Please write out the material below exactly as given.

** Start Extracted information **

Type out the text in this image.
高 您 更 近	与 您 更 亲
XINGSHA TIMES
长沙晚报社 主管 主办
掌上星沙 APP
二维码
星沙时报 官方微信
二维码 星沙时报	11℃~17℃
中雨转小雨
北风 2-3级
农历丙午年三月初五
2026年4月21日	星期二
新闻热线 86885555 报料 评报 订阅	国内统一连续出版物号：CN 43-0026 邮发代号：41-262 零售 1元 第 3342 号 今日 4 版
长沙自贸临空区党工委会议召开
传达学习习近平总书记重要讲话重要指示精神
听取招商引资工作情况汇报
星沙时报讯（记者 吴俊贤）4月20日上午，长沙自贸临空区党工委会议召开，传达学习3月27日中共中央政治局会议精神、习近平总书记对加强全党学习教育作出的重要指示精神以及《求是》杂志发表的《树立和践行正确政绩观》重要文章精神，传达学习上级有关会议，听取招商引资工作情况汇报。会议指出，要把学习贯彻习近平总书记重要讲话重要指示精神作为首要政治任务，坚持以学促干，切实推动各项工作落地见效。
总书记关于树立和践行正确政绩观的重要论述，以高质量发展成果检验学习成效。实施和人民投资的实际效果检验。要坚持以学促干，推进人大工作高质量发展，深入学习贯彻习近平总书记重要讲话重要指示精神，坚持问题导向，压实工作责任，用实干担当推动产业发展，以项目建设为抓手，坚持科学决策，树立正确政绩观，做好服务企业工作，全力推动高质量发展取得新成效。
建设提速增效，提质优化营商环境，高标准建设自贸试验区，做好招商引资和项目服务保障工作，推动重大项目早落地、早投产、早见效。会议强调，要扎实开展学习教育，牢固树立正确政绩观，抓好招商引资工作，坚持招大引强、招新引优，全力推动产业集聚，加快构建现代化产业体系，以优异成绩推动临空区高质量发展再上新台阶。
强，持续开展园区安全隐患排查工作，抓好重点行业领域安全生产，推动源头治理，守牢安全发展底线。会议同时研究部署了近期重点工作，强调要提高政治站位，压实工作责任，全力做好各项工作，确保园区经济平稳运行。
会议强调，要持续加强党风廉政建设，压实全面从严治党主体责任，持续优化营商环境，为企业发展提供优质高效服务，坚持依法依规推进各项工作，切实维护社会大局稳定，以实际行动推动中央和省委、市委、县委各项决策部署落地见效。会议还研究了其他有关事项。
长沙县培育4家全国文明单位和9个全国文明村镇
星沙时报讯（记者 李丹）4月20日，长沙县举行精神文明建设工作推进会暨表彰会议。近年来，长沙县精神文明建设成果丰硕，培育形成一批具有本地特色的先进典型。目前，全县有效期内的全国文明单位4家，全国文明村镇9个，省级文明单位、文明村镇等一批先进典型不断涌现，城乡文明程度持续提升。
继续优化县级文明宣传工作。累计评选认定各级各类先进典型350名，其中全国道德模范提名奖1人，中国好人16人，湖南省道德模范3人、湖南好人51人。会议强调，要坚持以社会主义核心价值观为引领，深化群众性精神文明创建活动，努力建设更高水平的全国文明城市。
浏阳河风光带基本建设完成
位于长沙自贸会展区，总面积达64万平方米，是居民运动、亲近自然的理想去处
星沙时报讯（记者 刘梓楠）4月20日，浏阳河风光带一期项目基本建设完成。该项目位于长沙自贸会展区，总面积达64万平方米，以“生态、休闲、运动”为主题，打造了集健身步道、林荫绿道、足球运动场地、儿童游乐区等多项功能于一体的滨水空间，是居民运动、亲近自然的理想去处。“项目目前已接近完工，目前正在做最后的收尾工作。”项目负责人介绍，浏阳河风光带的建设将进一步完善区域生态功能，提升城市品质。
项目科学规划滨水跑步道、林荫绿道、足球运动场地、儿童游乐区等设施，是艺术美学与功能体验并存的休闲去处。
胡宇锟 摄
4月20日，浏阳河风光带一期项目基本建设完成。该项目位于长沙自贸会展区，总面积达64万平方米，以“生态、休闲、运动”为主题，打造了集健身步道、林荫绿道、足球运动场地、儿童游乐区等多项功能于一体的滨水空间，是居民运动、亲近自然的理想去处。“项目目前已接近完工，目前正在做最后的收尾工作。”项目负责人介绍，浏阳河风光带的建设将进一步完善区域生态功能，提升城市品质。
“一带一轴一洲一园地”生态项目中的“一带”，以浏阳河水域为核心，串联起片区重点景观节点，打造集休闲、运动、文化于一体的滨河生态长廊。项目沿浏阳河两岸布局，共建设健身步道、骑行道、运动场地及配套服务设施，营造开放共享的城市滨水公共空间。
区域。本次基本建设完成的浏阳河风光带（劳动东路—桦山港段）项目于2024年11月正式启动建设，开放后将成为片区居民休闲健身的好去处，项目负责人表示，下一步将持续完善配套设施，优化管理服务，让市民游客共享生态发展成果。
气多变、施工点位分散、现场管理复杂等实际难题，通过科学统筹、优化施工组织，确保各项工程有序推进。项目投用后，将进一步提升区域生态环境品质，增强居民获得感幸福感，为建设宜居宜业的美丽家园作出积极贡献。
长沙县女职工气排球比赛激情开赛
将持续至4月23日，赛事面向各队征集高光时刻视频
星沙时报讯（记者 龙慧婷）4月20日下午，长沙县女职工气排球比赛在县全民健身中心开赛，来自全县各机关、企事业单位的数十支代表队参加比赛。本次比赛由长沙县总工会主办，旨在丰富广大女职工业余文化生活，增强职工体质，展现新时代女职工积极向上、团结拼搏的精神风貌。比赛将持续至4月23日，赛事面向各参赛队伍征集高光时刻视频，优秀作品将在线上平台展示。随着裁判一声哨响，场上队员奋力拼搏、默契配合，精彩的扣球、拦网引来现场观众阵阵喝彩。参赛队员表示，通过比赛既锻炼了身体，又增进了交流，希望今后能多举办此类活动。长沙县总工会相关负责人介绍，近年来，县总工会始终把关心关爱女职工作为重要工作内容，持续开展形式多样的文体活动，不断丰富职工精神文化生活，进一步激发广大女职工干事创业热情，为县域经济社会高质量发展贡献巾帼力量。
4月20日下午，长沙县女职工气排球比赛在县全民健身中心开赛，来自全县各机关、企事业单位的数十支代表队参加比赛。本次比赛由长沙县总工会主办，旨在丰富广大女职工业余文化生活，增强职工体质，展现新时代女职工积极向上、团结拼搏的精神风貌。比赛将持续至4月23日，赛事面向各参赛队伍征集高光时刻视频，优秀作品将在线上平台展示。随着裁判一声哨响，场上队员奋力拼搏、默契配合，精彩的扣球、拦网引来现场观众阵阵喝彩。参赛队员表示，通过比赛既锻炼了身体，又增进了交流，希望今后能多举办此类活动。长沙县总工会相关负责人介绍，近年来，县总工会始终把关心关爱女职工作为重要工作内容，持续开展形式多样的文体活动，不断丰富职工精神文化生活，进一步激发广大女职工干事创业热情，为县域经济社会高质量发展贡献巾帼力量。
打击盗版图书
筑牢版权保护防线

** End Extracted information **

### Task response
Type out the text in this image.
高 您 更 近	与 您 更 亲
XINGSHA TIMES
长沙晚报社 主管 主办
掌上星沙 APP
二维码
星沙时报 官方微信
二维码 星沙时报	11℃~17℃
中雨转小雨
北风 2-3级
农历丙午年三月初五
2026年4月21日	星期二
新闻热线 86885555 报料 评报 订阅	国内统一连续出版物号：CN 43-0026 邮发代号：41-262 零售 1元 第 3342 号 今日 4 版
长沙自贸临空区党工委会议召开
传达学习习近平总书记重要讲话重要指示精神
听取招商引资工作情况汇报
星沙时报讯（记者 吴俊贤）4月20日上午，长沙自贸临空区党工委会议召开，传达学习3月27日中共中央政治局会议精神、习近平总书记对加强全党学习教育作出的重要指示精神以及《求是》杂志发表的《树立和践行正确政绩观》重要文章精神，传达学习上级有关会议，听取招商引资工作情况汇报。会议指出，要把学习贯彻习近平总书记重要讲话重要指示精神作为首要政治任务，坚持以学促干，切实推动各项工作落地见效。
总书记关于树立和践行正确政绩观的重要论述，以高质量发展成果检验学习成效。实施和人民投资的实际效果检验。要坚持以学促干，推进人大工作高质量发展，深入学习贯彻习近平总书记重要讲话重要指示精神，坚持问题导向，压实工作责任，用实干担当推动产业发展，以项目建设为抓手，坚持科学决策，树立正确政绩观，做好服务企业工作，全力推动高质量发展取得新成效。
建设提速增效，提质优化营商环境，高标准建设自贸试验区，做好招商引资和项目服务保障工作，推动重大项目早落地、早投产、早见效。会议强调，要扎实开展学习教育，牢固树立正确政绩观，抓好招商引资工作，坚持招大引强、招新引优，全力推动产业集聚，加快构建现代化产业体系，以优异成绩推动临空区高质量发展再上新台阶。
强，持续开展园区安全隐患排查工作，抓好重点行业领域安全生产，推动源头治理，守牢安全发展底线。会议同时研究部署了近期重点工作，强调要提高政治站位，压实工作责任，全力做好各项工作，确保园区经济平稳运行。
会议强调，要持续加强党风廉政建设，压实全面从严治党主体责任，持续优化营商环境，为企业发展提供优质高效服务，坚持依法依规推进各项工作，切实维护社会大局稳定，以实际行动推动中央和省委、市委、县委各项决策部署落地见效。会议还研究了其他有关事项。
长沙县培育4家全国文明单位和9个全国文明村镇
星沙时报讯（记者 李丹）4月20日，长沙县举行精神文明建设工作推进会暨表彰会议。近年来，长沙县精神文明建设成果丰硕，培育形成一批具有本地特色的先进典型。目前，全县有效期内的全国文明单位4家，全国文明村镇9个，省级文明单位、文明村镇等一批先进典型不断涌现，城乡文明程度持续提升。
继续优化县级文明宣传工作。累计评选认定各级各类先进典型350名，其中全国道德模范提名奖1人，中国好人16人，湖南省道德模范3人、湖南好人51人。会议强调，要坚持以社会主义核心价值观为引领，深化群众性精神文明创建活动，努力建设更高水平的全国文明城市。
浏阳河风光带基本建设完成
位于长沙自贸会展区，总面积达64万平方米，是居民运动、亲近自然的理想去处
星沙时报讯（记者 刘梓楠）4月20日，浏阳河风光带一期项目基本建设完成。该项目位于长沙自贸会展区，总面积达64万平方米，以“生态、休闲、运动”为主题，打造了集健身步道、林荫绿道、足球运动场地、儿童游乐区等多项功能于一体的滨水空间，是居民运动、亲近自然的理想去处。“项目目前已接近完工，目前正在做最后的收尾工作。”项目负责人介绍，浏阳河风光带的建设将进一步完善区域生态功能，提升城市品质。
项目科学规划滨水跑步道、林荫绿道、足球运动场地、儿童游乐区等设施，是艺术美学与功能体验并存的休闲去处。
胡宇锟 摄
4月20日，浏阳河风光带一期项目基本建设完成。该项目位于长沙自贸会展区，总面积达64万平方米，以“生态、休闲、运动”为主题，打造了集健身步道、林荫绿道、足球运动场地、儿童游乐区等多项功能于一体的滨水空间，是居民运动、亲近自然的理想去处。“项目目前已接近完工，目前正在做最后的收尾工作。”项目负责人介绍，浏阳河风光带的建设将进一步完善区域生态功能，提升城市品质。
“一带一轴一洲一园地”生态项目中的“一带”，以浏阳河水域为核心，串联起片区重点景观节点，打造集休闲、运动、文化于一体的滨河生态长廊。项目沿浏阳河两岸布局，共建设健身步道、骑行道、运动场地及配套服务设施，营造开放共享的城市滨水公共空间。
区域。本次基本建设完成的浏阳河风光带（劳动东路—桦山港段）项目于2024年11月正式启动建设，开放后将成为片区居民休闲健身的好去处，项目负责人表示，下一步将持续完善配套设施，优化管理服务，让市民游客共享生态发展成果。
气多变、施工点位分散、现场管理复杂等实际难题，通过科学统筹、优化施工组织，确保各项工程有序推进。项目投用后，将进一步提升区域生态环境品质，增强居民获得感幸福感，为建设宜居宜业的美丽家园作出积极贡献。
长沙县女职工气排球比赛激情开赛
将持续至4月23日，赛事面向各队征集高光时刻视频
星沙时报讯（记者 龙慧婷）4月20日下午，长沙县女职工气排球比赛在县全民健身中心开赛，来自全县各机关、企事业单位的数十支代表队参加比赛。本次比赛由长沙县总工会主办，旨在丰富广大女职工业余文化生活，增强职工体质，展现新时代女职工积极向上、团结拼搏的精神风貌。比赛将持续至4月23日，赛事面向各参赛队伍征集高光时刻视频，优秀作品将在线上平台展示。随着裁判一声哨响，场上队员奋力拼搏、默契配合，精彩的扣球、拦网引来现场观众阵阵喝彩。参赛队员表示，通过比赛既锻炼了身体，又增进了交流，希望今后能多举办此类活动。长沙县总工会相关负责人介绍，近年来，县总工会始终把关心关爱女职工作为重要工作内容，持续开展形式多样的文体活动，不断丰富职工精神文化生活，进一步激发广大女职工干事创业热情，为县域经济社会高质量发展贡献巾帼力量。
4月20日下午，长沙县女职工气排球比赛在县全民健身中心开赛，来自全县各机关、企事业单位的数十支代表队参加比赛。本次比赛由长沙县总工会主办，旨在丰富广大女职工业余文化生活，增强职工体质，展现新时代女职工积极向上、团结拼搏的精神风貌。比赛将持续至4月23日，赛事面向各参赛队伍征集高光时刻视频，优秀作品将在线上平台展示。随着裁判一声哨响，场上队员奋力拼搏、默契配合，精彩的扣球、拦网引来现场观众阵阵喝彩。参赛队员表示，通过比赛既锻炼了身体，又增进了交流，希望今后能多举办此类活动。长沙县总工会相关负责人介绍，近年来，县总工会始终把关心关爱女职工作为重要工作内容，持续开展形式多样的文体活动，不断丰富职工精神文化生活，进一步激发广大女职工干事创业热情，为县域经济社会高质量发展贡献巾帼力量。
打击盗版图书
筑牢版权保护防线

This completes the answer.